[Data excerpts]
----------------

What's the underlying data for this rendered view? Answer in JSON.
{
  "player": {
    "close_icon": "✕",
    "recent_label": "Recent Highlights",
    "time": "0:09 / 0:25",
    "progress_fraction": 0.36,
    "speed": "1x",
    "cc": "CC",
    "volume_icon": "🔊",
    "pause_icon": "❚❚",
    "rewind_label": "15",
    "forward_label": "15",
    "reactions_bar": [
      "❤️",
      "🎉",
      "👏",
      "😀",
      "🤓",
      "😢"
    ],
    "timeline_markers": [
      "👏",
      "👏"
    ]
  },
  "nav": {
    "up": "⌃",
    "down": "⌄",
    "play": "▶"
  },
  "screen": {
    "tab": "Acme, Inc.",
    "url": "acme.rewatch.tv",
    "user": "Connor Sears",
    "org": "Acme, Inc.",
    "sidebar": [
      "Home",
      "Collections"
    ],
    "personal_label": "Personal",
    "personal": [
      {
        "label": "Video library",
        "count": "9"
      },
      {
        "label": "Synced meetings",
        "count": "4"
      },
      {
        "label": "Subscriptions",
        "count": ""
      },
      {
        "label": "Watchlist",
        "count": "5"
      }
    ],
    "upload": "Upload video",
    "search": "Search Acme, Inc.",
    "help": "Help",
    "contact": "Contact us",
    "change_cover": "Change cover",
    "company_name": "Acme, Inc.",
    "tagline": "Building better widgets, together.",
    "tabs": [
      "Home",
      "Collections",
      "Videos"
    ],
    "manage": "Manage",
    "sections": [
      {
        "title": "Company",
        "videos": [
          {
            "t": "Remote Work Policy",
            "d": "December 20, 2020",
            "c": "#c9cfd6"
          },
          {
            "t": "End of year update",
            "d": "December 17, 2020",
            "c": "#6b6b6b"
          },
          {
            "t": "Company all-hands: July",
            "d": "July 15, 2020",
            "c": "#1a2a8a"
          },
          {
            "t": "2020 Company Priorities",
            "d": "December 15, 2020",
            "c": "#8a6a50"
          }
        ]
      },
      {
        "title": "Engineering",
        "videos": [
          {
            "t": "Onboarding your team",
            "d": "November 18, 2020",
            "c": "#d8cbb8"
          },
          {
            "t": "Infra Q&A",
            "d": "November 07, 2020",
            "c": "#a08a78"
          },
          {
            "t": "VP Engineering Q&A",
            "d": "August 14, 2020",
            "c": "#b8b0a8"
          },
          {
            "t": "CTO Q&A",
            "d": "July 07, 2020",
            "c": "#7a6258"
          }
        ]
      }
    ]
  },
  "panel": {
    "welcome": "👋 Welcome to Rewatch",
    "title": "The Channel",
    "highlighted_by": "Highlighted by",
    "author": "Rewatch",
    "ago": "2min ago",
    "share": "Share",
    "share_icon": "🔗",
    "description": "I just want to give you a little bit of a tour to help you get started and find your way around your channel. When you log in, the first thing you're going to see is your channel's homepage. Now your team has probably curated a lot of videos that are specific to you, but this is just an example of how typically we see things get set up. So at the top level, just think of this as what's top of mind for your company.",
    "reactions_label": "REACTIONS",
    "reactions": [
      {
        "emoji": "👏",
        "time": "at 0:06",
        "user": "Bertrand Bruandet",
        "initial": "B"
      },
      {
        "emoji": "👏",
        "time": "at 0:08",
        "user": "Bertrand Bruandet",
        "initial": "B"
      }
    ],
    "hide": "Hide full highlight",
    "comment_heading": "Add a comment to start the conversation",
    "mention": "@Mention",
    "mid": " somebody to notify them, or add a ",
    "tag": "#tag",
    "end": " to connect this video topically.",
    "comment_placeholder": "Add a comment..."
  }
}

----------------

[Goal] Give every line of the material that includes the string "November".

[Task response]
            "d": "November 18, 2020",
            "d": "November 07, 2020",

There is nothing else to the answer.